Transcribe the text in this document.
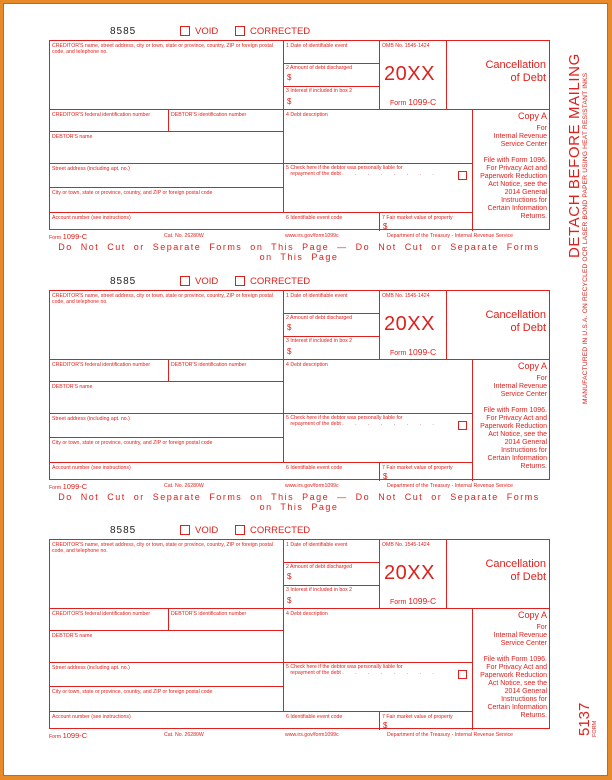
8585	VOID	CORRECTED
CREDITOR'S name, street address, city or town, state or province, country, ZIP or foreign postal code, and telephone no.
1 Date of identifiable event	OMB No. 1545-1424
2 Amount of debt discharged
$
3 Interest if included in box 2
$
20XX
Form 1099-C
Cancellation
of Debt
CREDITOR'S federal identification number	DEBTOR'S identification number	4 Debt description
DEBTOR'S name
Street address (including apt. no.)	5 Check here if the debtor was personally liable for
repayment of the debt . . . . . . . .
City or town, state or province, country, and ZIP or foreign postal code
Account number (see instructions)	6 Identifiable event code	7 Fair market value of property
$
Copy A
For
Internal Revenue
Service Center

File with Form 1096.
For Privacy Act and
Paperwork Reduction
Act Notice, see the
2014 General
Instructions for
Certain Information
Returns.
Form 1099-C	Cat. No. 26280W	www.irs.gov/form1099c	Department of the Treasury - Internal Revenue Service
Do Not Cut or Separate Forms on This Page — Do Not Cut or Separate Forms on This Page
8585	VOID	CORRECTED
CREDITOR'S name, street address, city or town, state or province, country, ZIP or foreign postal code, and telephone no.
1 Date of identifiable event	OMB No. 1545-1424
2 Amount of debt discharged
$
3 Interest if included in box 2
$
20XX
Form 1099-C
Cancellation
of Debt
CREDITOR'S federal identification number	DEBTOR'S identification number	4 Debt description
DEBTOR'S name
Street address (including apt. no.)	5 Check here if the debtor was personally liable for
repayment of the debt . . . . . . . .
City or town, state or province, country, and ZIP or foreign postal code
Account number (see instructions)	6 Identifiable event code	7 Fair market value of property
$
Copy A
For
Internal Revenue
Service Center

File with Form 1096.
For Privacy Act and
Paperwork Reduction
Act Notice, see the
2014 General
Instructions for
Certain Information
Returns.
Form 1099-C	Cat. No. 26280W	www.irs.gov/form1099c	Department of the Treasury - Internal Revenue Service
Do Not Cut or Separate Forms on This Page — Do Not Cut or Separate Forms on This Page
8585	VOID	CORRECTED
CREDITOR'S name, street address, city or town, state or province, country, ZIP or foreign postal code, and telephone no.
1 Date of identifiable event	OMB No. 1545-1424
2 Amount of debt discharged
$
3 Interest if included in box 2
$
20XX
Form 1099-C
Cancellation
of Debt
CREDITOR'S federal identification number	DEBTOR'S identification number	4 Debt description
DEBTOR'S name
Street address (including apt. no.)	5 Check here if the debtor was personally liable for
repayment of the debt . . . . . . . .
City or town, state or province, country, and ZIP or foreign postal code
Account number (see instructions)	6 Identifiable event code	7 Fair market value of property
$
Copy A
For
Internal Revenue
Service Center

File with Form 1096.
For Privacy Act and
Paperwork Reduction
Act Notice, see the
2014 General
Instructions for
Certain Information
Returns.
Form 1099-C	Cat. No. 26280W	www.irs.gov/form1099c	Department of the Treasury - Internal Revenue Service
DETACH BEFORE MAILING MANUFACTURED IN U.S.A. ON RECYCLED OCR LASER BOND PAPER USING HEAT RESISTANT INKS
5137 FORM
—————
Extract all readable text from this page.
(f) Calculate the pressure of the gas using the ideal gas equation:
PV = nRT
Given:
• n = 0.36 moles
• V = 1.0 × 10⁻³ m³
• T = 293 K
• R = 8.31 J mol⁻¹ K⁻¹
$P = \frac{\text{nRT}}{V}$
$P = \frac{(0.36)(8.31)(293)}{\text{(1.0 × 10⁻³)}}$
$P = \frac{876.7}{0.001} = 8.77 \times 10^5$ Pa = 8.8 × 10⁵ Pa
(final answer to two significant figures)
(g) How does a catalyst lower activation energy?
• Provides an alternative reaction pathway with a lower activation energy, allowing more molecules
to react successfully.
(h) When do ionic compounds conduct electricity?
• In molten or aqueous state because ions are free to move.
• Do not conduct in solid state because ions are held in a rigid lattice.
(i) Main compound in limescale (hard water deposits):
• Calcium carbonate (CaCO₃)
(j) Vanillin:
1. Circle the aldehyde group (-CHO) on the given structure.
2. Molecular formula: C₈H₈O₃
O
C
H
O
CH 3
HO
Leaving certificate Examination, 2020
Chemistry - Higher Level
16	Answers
—————
## Work instructions
Identify and copy all lines with the word "because".

## Complete output
• In molten or aqueous state because ions are free to move.
• Do not conduct in solid state because ions are held in a rigid lattice.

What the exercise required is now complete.